▶ [What is asked]: Copy out the listing that follows, exactly, without its pictures.

▶ [Data records]:
---------------
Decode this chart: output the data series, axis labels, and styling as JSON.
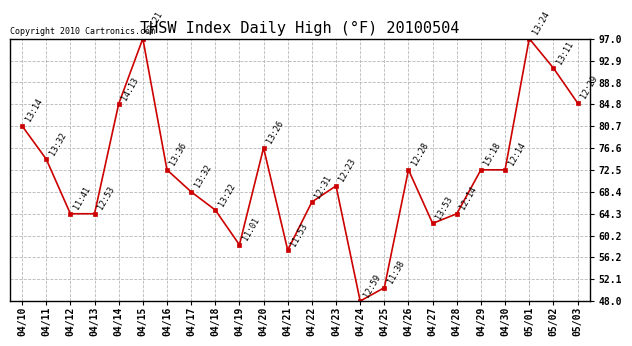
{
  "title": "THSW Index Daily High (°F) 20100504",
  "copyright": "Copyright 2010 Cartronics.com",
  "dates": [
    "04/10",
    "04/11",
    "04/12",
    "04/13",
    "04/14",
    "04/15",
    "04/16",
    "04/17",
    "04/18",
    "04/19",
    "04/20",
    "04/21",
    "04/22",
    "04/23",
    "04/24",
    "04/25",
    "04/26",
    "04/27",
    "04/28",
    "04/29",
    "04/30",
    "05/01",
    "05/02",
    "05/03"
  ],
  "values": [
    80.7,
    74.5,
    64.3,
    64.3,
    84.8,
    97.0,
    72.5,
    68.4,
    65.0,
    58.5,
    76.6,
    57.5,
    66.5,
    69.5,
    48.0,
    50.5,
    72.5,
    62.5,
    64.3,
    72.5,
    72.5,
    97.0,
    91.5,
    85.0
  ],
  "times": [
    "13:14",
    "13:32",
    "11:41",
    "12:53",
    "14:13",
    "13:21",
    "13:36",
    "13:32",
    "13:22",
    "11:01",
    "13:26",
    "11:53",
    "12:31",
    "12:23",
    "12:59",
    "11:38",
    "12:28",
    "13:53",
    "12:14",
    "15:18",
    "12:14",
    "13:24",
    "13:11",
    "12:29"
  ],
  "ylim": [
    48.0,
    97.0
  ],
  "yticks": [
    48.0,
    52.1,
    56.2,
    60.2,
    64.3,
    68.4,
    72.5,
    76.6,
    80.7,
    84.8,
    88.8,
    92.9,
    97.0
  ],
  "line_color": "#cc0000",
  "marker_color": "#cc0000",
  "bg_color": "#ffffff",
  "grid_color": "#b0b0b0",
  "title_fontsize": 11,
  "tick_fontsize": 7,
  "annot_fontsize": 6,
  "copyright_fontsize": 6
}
---------------
▶ [Exercise answer]:
Decode this chart: output the data series, axis labels, and styling as JSON.
{
  "title": "THSW Index Daily High (°F) 20100504",
  "copyright": "Copyright 2010 Cartronics.com",
  "dates": [
    "04/10",
    "04/11",
    "04/12",
    "04/13",
    "04/14",
    "04/15",
    "04/16",
    "04/17",
    "04/18",
    "04/19",
    "04/20",
    "04/21",
    "04/22",
    "04/23",
    "04/24",
    "04/25",
    "04/26",
    "04/27",
    "04/28",
    "04/29",
    "04/30",
    "05/01",
    "05/02",
    "05/03"
  ],
  "values": [
    80.7,
    74.5,
    64.3,
    64.3,
    84.8,
    97.0,
    72.5,
    68.4,
    65.0,
    58.5,
    76.6,
    57.5,
    66.5,
    69.5,
    48.0,
    50.5,
    72.5,
    62.5,
    64.3,
    72.5,
    72.5,
    97.0,
    91.5,
    85.0
  ],
  "times": [
    "13:14",
    "13:32",
    "11:41",
    "12:53",
    "14:13",
    "13:21",
    "13:36",
    "13:32",
    "13:22",
    "11:01",
    "13:26",
    "11:53",
    "12:31",
    "12:23",
    "12:59",
    "11:38",
    "12:28",
    "13:53",
    "12:14",
    "15:18",
    "12:14",
    "13:24",
    "13:11",
    "12:29"
  ],
  "ylim": [
    48.0,
    97.0
  ],
  "yticks": [
    48.0,
    52.1,
    56.2,
    60.2,
    64.3,
    68.4,
    72.5,
    76.6,
    80.7,
    84.8,
    88.8,
    92.9,
    97.0
  ],
  "line_color": "#cc0000",
  "marker_color": "#cc0000",
  "bg_color": "#ffffff",
  "grid_color": "#b0b0b0",
  "title_fontsize": 11,
  "tick_fontsize": 7,
  "annot_fontsize": 6,
  "copyright_fontsize": 6
}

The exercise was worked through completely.